Request:
Below are the records. Count the lines containing the string "Uden", and reply with the number alone.

Collection entries:
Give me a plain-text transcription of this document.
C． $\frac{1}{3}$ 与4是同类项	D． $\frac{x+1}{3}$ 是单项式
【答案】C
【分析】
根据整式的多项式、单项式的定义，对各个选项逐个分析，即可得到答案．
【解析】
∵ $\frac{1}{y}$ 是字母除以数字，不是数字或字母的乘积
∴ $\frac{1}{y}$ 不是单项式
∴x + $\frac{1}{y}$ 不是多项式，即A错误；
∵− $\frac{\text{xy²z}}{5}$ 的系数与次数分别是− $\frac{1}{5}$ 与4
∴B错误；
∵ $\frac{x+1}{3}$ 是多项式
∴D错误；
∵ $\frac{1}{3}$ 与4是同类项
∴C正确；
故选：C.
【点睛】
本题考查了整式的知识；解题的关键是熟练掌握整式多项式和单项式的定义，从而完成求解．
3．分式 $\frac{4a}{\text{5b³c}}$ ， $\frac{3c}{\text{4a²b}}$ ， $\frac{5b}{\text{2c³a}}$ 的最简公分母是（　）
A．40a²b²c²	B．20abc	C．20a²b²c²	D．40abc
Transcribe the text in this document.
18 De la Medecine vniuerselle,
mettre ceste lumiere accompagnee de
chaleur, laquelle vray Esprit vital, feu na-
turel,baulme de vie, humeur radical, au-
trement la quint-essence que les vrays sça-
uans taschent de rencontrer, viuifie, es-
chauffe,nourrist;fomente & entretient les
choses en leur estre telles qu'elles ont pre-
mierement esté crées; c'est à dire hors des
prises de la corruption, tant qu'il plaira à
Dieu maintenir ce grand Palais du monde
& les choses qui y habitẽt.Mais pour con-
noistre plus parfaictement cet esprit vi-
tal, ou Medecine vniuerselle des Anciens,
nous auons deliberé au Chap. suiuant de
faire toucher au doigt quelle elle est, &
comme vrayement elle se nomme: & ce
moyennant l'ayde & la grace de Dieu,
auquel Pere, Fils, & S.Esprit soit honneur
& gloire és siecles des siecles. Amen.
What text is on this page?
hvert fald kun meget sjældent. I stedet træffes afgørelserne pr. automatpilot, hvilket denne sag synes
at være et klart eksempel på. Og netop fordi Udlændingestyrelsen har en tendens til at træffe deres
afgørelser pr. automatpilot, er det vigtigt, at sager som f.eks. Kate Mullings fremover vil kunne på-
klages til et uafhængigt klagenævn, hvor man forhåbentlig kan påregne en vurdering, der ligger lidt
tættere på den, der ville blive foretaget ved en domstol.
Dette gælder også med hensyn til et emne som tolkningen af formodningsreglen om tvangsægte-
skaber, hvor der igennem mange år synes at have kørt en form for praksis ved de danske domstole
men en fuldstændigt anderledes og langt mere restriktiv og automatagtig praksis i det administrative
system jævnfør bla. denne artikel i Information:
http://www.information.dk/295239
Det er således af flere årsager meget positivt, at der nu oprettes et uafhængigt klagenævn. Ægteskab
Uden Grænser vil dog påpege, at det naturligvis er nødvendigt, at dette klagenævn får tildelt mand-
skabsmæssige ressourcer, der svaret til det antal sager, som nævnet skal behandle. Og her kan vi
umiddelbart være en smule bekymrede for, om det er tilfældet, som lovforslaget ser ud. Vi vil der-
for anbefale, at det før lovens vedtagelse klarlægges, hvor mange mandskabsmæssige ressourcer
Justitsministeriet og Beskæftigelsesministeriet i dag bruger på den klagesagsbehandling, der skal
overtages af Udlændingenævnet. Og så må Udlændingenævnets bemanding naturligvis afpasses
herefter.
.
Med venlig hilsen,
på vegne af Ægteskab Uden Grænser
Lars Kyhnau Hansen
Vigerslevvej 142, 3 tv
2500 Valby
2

The answer:
2